## [Task to complete]
Below are the records; collect from them each line containing the string "color".

Extracted data entries
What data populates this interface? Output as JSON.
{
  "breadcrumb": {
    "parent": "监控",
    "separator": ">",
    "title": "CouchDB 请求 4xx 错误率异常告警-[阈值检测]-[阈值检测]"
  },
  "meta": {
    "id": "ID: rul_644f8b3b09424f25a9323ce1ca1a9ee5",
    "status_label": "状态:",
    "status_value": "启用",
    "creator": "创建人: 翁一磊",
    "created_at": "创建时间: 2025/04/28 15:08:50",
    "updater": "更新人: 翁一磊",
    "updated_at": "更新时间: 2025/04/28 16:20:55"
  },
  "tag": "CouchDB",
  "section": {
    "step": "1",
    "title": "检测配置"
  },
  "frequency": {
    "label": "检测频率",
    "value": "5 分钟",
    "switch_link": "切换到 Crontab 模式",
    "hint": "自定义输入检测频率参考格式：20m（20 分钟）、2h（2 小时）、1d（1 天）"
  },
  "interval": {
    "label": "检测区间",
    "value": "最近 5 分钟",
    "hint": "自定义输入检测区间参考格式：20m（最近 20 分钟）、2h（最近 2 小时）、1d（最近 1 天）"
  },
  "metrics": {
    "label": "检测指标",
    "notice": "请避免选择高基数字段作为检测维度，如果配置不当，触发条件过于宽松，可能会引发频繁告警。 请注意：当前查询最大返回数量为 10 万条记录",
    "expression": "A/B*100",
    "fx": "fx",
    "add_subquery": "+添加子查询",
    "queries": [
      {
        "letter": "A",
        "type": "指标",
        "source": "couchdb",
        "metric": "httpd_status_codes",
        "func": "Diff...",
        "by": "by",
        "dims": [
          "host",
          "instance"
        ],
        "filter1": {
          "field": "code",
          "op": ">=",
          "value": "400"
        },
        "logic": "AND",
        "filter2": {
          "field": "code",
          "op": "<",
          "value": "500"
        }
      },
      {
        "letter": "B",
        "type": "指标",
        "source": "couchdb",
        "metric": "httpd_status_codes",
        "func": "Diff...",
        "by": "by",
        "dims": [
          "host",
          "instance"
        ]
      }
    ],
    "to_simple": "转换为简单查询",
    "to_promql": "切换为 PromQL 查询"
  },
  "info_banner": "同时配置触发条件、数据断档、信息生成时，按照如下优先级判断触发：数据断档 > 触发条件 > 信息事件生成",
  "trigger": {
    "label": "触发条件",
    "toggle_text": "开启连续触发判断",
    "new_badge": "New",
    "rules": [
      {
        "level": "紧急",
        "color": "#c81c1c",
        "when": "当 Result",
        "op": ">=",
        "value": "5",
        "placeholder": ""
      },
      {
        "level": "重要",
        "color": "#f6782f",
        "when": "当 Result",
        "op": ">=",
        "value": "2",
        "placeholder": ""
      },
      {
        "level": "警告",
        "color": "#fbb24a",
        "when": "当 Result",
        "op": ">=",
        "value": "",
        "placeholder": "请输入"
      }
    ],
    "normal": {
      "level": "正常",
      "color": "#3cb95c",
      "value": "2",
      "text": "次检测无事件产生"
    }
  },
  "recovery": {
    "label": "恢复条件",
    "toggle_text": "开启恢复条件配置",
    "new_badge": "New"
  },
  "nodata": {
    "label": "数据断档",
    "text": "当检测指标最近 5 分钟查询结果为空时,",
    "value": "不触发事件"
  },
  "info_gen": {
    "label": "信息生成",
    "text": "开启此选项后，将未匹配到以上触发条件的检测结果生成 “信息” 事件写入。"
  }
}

## [Full output]
        "color": "#c81c1c",
        "color": "#f6782f",
        "color": "#fbb24a",
      "color": "#3cb95c",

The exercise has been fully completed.